Region boundary data:
====================

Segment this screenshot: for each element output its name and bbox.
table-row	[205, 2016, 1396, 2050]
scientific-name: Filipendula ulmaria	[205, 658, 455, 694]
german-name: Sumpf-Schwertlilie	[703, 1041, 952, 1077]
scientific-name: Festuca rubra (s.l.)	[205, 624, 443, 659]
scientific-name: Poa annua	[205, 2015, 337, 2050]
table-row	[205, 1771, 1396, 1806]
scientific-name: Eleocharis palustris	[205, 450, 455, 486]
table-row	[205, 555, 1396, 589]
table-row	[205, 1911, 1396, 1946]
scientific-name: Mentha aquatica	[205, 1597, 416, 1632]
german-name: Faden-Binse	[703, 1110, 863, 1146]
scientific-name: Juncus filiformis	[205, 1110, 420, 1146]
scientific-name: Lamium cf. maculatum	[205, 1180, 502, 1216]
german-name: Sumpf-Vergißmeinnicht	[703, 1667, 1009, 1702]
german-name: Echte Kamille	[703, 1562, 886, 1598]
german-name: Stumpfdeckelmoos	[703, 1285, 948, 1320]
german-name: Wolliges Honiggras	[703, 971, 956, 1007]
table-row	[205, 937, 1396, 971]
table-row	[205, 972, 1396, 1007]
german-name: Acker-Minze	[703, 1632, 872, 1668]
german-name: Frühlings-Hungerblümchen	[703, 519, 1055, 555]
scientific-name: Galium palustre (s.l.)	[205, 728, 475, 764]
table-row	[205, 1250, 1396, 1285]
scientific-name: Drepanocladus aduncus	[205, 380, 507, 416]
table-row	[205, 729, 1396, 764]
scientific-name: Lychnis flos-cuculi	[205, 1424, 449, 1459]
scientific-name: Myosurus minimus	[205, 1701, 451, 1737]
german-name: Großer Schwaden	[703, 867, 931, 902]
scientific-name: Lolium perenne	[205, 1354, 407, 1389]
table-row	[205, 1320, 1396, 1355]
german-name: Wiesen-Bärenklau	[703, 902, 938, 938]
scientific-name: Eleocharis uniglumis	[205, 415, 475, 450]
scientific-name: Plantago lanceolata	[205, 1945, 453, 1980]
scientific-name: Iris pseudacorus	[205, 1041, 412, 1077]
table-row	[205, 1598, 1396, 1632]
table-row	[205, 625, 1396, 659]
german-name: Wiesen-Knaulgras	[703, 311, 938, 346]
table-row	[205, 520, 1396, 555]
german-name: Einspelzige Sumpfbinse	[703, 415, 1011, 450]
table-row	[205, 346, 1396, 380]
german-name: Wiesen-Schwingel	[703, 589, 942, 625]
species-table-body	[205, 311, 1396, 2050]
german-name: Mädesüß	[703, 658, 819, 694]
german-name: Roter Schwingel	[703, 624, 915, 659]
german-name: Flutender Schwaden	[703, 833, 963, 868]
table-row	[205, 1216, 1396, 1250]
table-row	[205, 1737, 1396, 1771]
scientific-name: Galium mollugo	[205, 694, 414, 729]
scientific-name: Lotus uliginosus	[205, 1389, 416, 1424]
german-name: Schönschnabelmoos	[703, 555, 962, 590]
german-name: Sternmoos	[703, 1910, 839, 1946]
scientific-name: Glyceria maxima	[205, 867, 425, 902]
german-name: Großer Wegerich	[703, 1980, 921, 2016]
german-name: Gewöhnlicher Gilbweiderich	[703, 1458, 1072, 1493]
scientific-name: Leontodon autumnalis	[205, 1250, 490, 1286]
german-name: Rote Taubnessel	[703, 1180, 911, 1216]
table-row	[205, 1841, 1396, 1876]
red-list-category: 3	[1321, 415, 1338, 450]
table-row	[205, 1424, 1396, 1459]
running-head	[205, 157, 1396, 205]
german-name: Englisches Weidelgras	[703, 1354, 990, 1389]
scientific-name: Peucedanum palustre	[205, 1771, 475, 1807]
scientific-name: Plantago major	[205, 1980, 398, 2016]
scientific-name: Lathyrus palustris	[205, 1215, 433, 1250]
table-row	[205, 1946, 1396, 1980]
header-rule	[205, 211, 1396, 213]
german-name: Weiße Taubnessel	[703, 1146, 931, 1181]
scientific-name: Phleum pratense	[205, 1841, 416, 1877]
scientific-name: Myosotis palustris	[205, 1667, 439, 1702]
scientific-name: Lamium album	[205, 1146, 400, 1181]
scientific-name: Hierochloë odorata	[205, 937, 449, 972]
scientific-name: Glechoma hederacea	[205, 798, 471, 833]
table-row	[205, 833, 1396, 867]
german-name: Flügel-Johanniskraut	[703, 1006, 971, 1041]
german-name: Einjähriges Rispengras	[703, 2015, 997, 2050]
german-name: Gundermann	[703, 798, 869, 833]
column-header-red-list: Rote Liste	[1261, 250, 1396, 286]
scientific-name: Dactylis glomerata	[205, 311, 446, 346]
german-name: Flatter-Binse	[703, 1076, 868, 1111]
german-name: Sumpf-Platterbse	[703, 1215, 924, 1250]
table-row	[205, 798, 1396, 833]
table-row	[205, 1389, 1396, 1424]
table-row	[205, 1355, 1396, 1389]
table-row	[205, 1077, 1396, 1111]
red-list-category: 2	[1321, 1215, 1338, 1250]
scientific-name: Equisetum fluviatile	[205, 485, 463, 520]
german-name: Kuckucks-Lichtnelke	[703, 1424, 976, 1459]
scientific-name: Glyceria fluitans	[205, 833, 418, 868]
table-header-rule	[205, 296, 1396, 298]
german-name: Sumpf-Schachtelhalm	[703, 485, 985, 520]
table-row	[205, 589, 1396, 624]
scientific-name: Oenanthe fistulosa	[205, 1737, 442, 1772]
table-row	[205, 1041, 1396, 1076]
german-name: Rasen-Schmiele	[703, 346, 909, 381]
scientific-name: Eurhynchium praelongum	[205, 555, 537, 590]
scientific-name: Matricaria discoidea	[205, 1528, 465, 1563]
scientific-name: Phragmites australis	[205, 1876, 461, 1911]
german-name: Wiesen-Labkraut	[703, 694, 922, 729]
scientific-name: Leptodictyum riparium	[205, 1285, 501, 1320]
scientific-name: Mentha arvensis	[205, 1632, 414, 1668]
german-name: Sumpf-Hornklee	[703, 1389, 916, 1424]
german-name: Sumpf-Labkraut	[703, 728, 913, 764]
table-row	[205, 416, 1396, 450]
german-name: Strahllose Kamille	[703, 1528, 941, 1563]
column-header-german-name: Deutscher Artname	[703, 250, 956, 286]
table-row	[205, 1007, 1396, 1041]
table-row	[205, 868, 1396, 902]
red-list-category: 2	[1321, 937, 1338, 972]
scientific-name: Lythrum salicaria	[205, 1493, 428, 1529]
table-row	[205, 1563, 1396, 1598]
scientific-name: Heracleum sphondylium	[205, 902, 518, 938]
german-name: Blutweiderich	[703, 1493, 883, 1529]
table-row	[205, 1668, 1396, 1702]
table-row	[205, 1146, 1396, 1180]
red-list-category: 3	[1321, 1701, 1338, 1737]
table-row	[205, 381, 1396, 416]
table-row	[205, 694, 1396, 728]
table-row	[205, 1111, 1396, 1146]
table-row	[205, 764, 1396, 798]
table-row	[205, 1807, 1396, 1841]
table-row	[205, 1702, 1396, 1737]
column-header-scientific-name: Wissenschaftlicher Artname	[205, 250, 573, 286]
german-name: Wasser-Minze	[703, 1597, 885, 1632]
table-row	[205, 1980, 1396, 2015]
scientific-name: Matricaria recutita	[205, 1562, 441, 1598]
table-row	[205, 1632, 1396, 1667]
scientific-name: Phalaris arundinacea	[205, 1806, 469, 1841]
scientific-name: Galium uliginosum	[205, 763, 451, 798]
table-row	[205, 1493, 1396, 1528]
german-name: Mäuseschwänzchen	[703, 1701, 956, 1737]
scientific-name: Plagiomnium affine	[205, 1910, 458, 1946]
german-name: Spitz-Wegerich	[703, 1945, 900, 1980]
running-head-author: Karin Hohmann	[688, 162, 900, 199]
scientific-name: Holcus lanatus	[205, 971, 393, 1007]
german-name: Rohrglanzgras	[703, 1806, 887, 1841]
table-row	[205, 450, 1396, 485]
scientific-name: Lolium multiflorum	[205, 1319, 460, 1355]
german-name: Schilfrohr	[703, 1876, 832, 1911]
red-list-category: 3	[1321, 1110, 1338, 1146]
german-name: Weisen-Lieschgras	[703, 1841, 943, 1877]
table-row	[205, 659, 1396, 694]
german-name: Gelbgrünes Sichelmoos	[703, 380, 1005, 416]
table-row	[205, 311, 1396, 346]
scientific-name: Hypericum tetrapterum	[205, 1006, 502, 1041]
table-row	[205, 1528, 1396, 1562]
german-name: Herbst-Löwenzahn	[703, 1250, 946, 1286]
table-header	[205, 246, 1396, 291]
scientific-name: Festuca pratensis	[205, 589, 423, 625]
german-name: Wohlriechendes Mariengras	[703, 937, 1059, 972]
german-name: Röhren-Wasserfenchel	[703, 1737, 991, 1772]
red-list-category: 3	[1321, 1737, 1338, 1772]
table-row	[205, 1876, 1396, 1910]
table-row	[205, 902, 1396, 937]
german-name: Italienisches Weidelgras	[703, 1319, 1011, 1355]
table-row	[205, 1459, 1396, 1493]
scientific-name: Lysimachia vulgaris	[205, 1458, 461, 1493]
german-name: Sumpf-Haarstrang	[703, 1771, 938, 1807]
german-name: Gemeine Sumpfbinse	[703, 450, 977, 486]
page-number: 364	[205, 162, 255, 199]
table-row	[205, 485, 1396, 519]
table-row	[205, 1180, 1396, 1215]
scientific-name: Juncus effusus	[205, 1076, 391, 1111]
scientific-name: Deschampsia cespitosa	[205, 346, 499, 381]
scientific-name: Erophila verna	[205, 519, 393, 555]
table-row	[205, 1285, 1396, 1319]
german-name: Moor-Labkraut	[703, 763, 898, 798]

====================

Reproduce the items from their first line up to and including the line that contains "scientific-name: Festuca rubra".

Segment this screenshot: for each element output its name and bbox.
table-row	[205, 2016, 1396, 2050]
scientific-name: Filipendula ulmaria	[205, 658, 455, 694]
german-name: Sumpf-Schwertlilie	[703, 1041, 952, 1077]
scientific-name: Festuca rubra (s.l.)	[205, 624, 443, 659]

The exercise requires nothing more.